>> START Record list

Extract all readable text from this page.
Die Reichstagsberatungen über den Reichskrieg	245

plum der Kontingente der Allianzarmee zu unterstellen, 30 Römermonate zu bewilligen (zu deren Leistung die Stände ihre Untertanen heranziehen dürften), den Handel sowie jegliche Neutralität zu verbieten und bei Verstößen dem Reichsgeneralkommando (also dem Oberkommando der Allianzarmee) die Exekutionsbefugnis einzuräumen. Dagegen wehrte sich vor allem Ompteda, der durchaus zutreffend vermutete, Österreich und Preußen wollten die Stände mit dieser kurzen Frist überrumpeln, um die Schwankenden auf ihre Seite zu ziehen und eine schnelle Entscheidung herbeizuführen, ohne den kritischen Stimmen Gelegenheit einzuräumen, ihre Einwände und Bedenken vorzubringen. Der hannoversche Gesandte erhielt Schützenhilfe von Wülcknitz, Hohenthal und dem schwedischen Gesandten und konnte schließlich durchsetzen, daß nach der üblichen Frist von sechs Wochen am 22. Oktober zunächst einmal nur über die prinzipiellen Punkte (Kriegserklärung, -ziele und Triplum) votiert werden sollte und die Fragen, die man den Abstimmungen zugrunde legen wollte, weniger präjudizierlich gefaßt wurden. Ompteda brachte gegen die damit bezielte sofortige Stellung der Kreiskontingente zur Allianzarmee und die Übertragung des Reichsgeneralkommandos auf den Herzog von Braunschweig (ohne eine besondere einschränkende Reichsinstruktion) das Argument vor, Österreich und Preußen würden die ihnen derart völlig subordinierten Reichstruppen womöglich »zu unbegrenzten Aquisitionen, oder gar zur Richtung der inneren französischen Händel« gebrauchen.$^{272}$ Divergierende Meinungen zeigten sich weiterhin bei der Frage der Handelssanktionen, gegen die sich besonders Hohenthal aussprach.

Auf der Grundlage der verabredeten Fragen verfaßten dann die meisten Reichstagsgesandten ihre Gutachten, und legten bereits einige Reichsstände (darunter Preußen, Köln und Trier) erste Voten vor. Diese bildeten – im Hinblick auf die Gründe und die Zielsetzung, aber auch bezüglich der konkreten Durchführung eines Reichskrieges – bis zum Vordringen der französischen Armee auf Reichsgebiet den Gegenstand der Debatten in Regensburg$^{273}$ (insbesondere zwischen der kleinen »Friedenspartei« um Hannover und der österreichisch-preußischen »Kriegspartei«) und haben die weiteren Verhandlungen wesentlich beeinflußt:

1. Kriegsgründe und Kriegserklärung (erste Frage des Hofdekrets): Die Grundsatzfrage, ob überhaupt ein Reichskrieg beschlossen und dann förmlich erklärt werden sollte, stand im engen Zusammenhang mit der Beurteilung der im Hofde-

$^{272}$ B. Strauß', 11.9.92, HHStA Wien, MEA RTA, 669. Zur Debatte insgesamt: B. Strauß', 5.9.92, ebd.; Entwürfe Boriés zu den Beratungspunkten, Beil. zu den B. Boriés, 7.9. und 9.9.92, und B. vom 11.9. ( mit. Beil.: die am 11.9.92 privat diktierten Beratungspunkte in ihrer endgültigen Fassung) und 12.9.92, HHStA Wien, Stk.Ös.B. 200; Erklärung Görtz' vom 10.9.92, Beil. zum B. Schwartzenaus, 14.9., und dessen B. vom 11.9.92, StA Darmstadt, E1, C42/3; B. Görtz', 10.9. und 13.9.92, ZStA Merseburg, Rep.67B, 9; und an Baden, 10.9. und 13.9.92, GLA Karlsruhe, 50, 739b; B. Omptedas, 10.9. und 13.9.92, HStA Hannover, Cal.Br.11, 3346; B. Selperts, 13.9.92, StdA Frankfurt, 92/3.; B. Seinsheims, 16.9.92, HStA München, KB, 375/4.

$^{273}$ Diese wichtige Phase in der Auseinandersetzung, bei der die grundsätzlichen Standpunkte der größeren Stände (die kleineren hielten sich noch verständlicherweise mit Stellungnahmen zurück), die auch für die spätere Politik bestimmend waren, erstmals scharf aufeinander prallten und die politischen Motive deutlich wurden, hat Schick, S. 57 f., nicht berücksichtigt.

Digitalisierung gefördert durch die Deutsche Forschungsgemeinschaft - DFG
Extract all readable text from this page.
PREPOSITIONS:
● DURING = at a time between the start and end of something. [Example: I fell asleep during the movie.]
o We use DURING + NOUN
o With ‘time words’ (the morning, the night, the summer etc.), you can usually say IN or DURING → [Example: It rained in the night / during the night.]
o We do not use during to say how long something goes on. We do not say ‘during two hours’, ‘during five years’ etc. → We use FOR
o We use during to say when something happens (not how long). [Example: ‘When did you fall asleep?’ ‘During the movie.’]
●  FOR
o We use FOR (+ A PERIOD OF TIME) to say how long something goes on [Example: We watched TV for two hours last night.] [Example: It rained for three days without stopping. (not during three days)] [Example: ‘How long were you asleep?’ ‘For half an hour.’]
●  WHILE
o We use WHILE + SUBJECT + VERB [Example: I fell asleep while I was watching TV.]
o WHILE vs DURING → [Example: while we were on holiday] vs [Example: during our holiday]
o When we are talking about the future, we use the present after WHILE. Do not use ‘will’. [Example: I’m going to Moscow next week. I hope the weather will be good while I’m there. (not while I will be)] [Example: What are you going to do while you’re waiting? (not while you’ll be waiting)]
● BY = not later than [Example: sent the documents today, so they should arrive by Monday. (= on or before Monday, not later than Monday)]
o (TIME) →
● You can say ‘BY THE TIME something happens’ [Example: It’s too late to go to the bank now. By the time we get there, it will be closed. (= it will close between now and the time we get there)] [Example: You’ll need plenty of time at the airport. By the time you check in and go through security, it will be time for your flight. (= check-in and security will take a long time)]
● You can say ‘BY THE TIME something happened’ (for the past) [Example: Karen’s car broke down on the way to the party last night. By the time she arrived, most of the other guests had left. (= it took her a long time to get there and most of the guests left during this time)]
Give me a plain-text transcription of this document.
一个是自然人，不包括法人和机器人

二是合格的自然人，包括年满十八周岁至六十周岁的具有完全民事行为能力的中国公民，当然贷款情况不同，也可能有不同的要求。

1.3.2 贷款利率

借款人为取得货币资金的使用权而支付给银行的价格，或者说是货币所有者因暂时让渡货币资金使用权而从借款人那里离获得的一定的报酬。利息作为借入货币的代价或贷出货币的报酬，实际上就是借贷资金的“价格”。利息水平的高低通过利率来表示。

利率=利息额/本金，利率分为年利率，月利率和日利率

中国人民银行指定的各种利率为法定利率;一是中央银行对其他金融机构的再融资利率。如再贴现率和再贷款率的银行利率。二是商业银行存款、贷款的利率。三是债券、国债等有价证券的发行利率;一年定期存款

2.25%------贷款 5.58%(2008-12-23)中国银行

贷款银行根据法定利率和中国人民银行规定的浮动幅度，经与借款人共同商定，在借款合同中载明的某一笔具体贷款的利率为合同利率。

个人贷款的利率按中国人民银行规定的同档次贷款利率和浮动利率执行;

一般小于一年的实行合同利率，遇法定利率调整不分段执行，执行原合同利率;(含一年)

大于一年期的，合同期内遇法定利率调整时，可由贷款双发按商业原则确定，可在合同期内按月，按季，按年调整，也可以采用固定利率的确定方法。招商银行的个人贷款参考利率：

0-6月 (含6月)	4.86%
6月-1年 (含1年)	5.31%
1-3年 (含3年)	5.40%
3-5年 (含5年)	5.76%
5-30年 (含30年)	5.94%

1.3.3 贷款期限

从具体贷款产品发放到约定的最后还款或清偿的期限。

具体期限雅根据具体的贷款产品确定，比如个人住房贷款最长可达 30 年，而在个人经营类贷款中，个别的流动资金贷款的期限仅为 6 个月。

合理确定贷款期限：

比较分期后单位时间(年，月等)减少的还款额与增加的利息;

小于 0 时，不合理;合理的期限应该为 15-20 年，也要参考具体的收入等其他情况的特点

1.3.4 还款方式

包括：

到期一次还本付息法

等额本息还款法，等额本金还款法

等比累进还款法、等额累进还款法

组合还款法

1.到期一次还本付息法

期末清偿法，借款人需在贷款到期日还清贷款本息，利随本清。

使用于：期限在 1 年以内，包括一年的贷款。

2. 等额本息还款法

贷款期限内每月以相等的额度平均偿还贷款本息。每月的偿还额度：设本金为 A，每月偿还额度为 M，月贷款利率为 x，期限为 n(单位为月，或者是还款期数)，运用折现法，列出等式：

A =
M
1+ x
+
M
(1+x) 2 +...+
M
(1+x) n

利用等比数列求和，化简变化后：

>> END Record list

Whichever lines contain the string "asleep", select and copy them.

● DURING = at a time between the start and end of something. [Example: I fell asleep during the movie.]
o We use during to say when something happens (not how long). [Example: ‘When did you fall asleep?’ ‘During the movie.’]
o We use FOR (+ A PERIOD OF TIME) to say how long something goes on [Example: We watched TV for two hours last night.] [Example: It rained for three days without stopping. (not during three days)] [Example: ‘How long were you asleep?’ ‘For half an hour.’]
o We use WHILE + SUBJECT + VERB [Example: I fell asleep while I was watching TV.]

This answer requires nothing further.